§ **PROBLEM DETAILS**
Locate the string "надзору" in the records below. Copy every line where it occurs.

☆ ☆ ☆ ☆

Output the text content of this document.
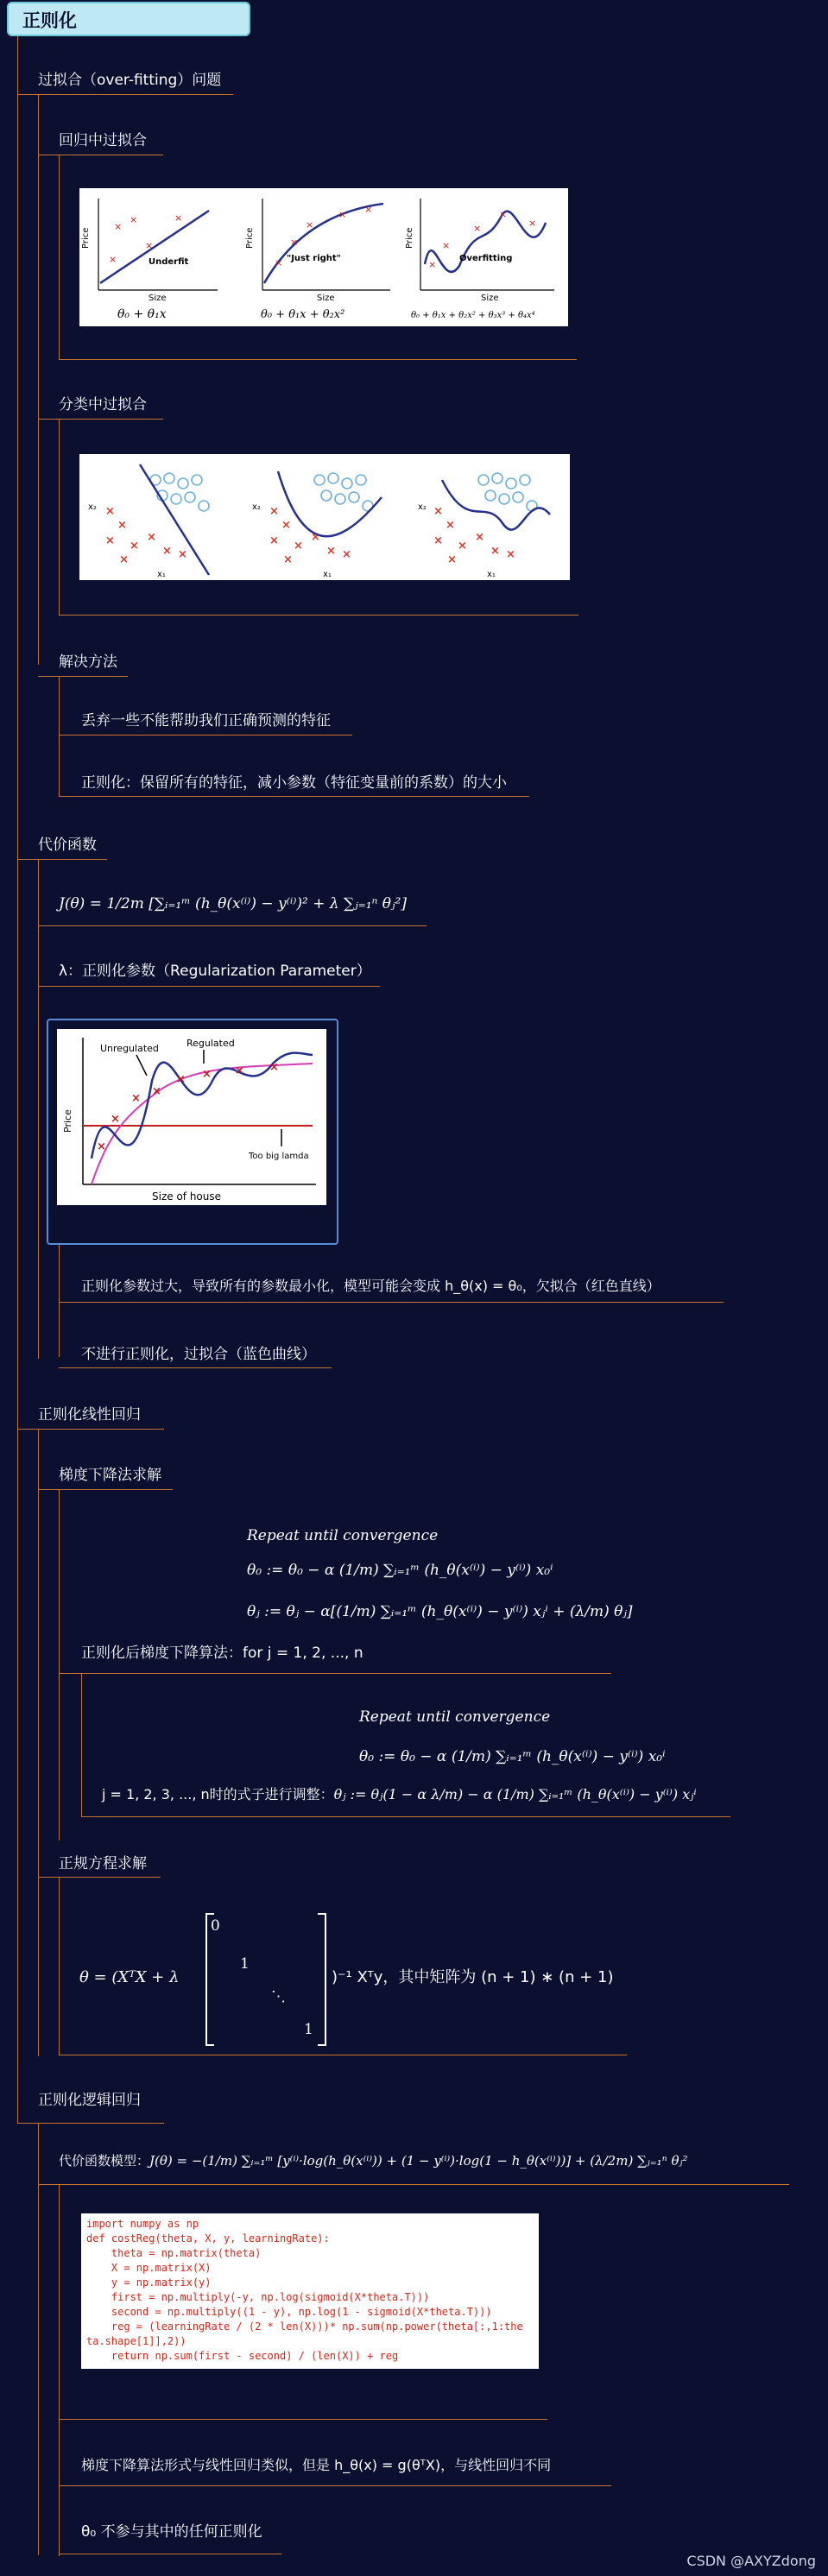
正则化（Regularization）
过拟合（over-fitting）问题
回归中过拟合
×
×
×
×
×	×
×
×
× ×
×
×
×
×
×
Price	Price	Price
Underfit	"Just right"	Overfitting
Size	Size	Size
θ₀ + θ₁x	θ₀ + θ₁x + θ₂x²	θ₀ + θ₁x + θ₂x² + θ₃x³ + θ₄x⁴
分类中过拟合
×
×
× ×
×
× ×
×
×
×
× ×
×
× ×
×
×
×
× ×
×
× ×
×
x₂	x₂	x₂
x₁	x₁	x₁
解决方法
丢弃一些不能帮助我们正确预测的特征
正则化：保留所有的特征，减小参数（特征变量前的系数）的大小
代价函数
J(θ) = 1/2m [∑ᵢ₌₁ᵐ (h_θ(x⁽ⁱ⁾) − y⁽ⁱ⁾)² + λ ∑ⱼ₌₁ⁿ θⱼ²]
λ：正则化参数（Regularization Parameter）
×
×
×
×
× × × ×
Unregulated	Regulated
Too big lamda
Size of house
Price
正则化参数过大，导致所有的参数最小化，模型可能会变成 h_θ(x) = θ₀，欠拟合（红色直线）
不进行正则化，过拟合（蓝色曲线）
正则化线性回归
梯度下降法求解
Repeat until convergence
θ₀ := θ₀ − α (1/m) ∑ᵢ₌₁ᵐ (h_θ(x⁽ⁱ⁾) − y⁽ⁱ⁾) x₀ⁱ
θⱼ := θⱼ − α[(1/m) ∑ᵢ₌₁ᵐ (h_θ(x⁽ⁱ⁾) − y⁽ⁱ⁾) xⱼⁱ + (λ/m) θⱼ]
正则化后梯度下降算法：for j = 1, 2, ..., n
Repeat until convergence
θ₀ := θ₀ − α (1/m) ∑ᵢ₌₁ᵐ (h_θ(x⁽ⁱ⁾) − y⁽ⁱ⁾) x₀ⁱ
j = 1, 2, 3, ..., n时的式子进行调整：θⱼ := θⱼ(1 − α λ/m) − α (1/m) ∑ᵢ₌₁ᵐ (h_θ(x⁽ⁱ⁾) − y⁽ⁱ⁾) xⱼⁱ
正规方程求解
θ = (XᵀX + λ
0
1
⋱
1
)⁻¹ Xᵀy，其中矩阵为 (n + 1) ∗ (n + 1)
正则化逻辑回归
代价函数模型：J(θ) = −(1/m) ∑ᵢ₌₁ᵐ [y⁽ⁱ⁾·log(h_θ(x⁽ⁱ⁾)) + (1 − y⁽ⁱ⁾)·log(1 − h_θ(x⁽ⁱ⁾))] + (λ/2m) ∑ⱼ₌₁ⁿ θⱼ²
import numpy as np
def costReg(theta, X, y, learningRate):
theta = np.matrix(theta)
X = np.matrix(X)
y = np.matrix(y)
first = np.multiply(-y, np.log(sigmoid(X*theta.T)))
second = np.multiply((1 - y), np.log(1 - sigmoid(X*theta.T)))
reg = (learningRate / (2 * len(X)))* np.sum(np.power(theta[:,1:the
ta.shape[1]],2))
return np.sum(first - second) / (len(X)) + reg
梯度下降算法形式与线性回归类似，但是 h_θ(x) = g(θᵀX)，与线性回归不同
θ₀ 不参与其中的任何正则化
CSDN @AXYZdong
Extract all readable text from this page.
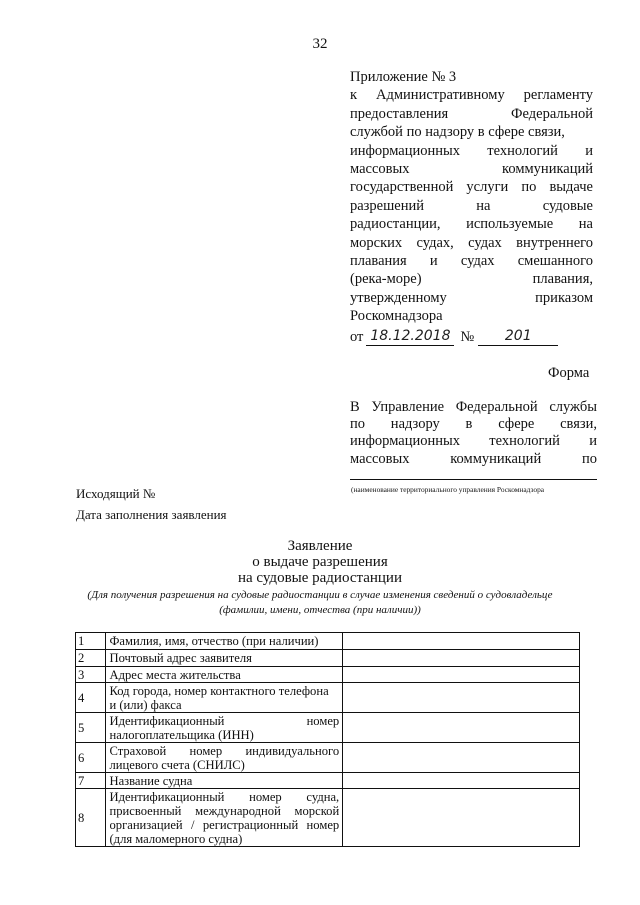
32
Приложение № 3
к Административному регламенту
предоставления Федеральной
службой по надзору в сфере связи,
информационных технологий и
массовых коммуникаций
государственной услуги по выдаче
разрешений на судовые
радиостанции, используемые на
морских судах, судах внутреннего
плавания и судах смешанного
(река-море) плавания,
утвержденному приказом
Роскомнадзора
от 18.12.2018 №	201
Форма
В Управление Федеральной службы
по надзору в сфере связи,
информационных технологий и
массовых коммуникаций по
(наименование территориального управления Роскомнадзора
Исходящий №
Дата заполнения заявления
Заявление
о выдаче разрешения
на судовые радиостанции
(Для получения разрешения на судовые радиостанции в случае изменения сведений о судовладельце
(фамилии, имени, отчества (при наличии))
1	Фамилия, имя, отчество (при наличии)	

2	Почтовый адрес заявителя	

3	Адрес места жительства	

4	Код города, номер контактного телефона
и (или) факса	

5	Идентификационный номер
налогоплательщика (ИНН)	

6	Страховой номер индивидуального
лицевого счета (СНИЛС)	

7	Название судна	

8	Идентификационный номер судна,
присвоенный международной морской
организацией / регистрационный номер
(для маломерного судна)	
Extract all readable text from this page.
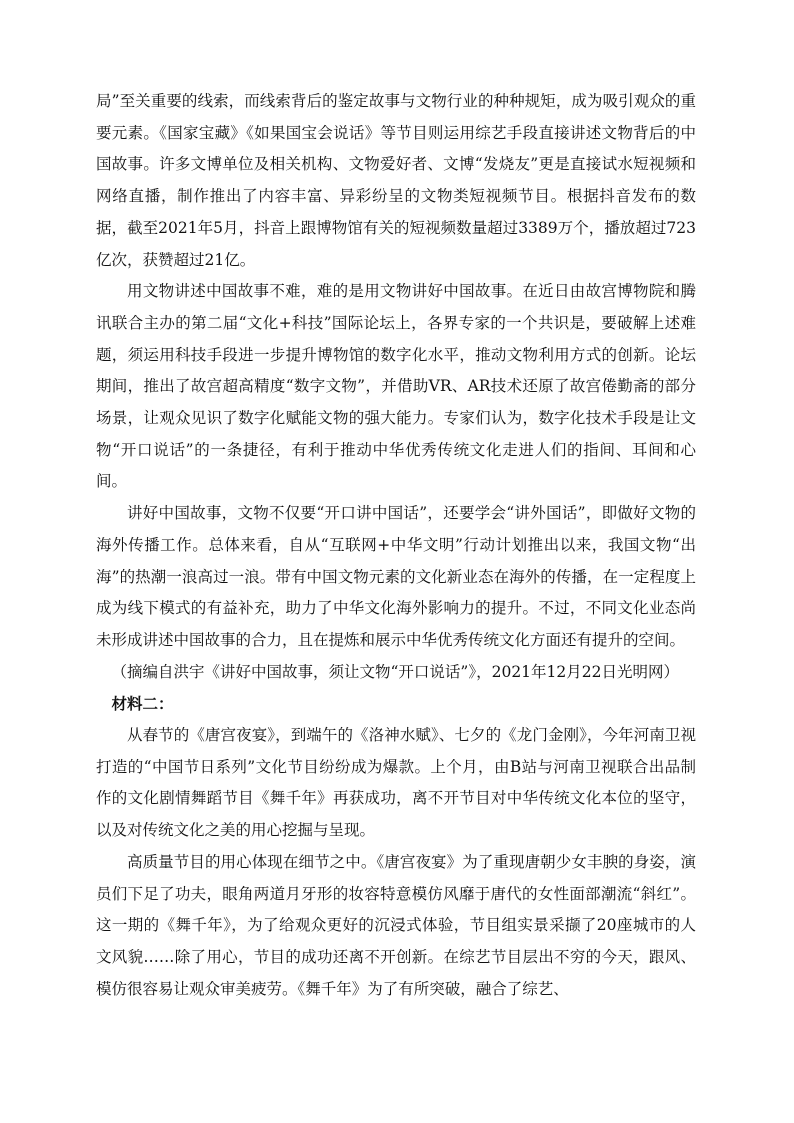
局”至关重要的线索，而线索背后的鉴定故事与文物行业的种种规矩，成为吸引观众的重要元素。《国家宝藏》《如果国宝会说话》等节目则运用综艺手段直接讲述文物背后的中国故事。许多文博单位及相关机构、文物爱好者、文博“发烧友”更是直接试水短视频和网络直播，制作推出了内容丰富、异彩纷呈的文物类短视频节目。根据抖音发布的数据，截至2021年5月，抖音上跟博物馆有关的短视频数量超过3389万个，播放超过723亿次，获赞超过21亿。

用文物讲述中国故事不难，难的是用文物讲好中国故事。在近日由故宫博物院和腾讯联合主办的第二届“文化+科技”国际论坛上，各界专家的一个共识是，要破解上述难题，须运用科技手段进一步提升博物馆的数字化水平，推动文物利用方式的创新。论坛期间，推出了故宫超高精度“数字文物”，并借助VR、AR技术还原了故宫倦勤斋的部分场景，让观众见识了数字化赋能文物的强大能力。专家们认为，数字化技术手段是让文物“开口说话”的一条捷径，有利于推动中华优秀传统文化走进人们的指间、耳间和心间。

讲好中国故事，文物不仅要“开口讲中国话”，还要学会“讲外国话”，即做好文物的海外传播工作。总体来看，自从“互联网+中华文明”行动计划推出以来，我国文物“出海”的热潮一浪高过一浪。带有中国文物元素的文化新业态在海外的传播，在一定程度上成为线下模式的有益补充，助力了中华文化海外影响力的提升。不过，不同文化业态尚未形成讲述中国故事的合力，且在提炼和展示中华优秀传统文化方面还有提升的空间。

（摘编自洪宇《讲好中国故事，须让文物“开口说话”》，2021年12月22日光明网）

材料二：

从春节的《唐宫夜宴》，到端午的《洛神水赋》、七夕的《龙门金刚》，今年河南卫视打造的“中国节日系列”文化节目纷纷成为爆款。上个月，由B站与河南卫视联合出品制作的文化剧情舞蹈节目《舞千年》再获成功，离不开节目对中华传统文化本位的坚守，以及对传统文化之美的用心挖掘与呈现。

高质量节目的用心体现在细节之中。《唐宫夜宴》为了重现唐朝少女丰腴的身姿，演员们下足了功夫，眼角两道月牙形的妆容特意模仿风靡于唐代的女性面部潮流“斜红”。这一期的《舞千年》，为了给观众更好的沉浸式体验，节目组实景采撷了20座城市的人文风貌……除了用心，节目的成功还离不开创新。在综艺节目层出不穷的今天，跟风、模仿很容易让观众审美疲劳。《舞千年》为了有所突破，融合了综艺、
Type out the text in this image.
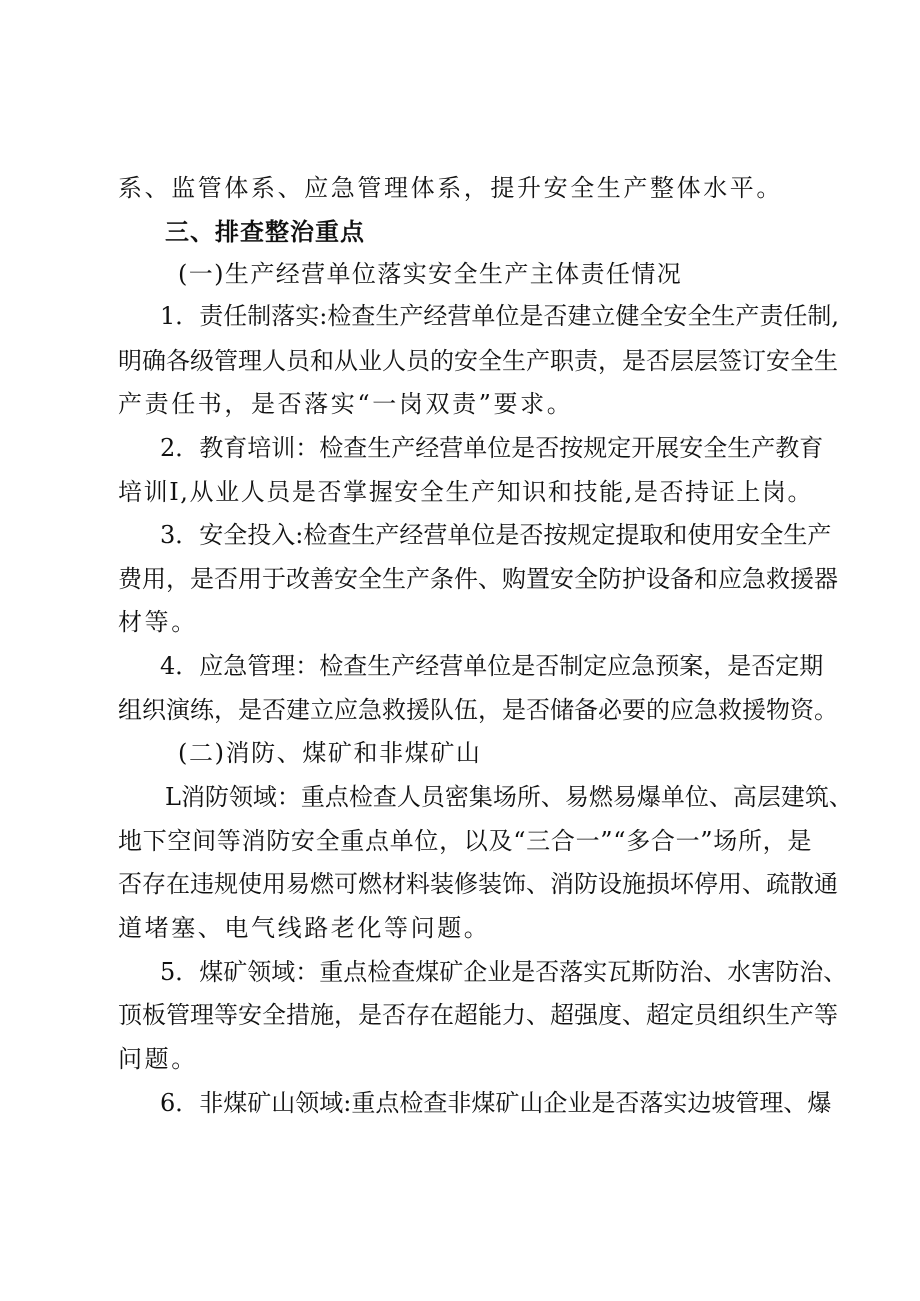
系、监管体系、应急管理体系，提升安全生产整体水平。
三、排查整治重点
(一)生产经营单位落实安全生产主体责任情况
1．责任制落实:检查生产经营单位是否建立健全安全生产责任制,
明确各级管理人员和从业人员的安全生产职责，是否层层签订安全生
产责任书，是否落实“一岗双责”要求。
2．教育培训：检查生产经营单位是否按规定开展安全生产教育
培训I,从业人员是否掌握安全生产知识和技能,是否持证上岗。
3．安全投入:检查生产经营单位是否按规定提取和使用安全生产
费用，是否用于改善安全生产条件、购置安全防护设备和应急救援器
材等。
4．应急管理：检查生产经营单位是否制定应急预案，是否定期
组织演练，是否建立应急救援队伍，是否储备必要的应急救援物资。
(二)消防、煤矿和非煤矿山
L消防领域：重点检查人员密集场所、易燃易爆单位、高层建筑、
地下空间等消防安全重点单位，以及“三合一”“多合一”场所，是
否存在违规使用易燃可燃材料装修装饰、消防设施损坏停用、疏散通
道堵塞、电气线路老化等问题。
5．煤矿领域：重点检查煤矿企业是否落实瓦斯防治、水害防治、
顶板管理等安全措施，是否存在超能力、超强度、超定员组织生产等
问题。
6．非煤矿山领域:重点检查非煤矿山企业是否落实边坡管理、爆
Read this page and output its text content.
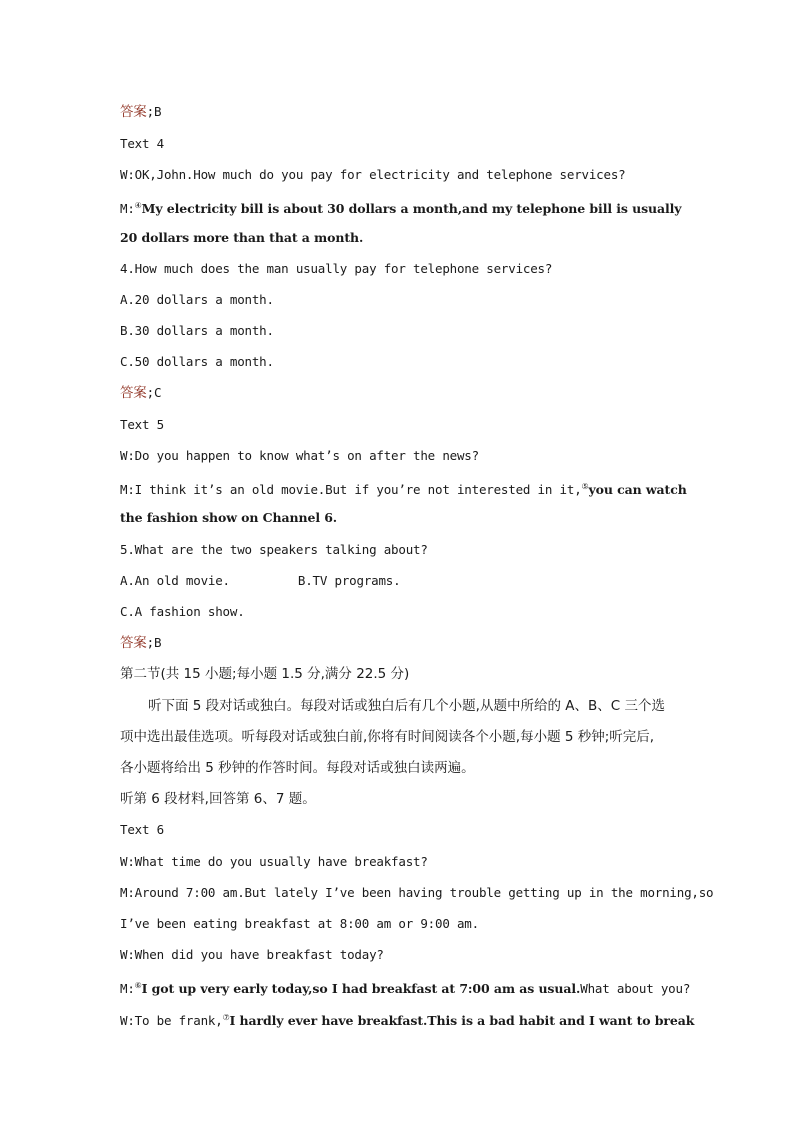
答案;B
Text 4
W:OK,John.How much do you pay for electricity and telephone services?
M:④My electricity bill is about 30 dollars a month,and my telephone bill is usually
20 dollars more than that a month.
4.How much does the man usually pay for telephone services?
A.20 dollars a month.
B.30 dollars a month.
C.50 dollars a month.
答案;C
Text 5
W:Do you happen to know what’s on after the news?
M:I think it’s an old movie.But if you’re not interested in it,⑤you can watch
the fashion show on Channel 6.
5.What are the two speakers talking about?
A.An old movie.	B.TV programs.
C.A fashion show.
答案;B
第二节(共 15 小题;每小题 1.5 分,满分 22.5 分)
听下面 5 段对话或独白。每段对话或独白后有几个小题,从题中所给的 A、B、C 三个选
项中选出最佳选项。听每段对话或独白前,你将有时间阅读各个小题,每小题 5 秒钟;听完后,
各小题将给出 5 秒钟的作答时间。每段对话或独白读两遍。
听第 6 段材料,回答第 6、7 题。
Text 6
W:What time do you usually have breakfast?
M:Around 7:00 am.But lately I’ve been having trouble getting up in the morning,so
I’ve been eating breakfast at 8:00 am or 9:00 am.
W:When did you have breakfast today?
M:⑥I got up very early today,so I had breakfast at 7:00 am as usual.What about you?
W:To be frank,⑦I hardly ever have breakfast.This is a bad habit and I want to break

☆ ☆ ☆ ☆

§ **FULL RESPONSE**
службой по надзору в сфере связи,
по надзору в сфере связи,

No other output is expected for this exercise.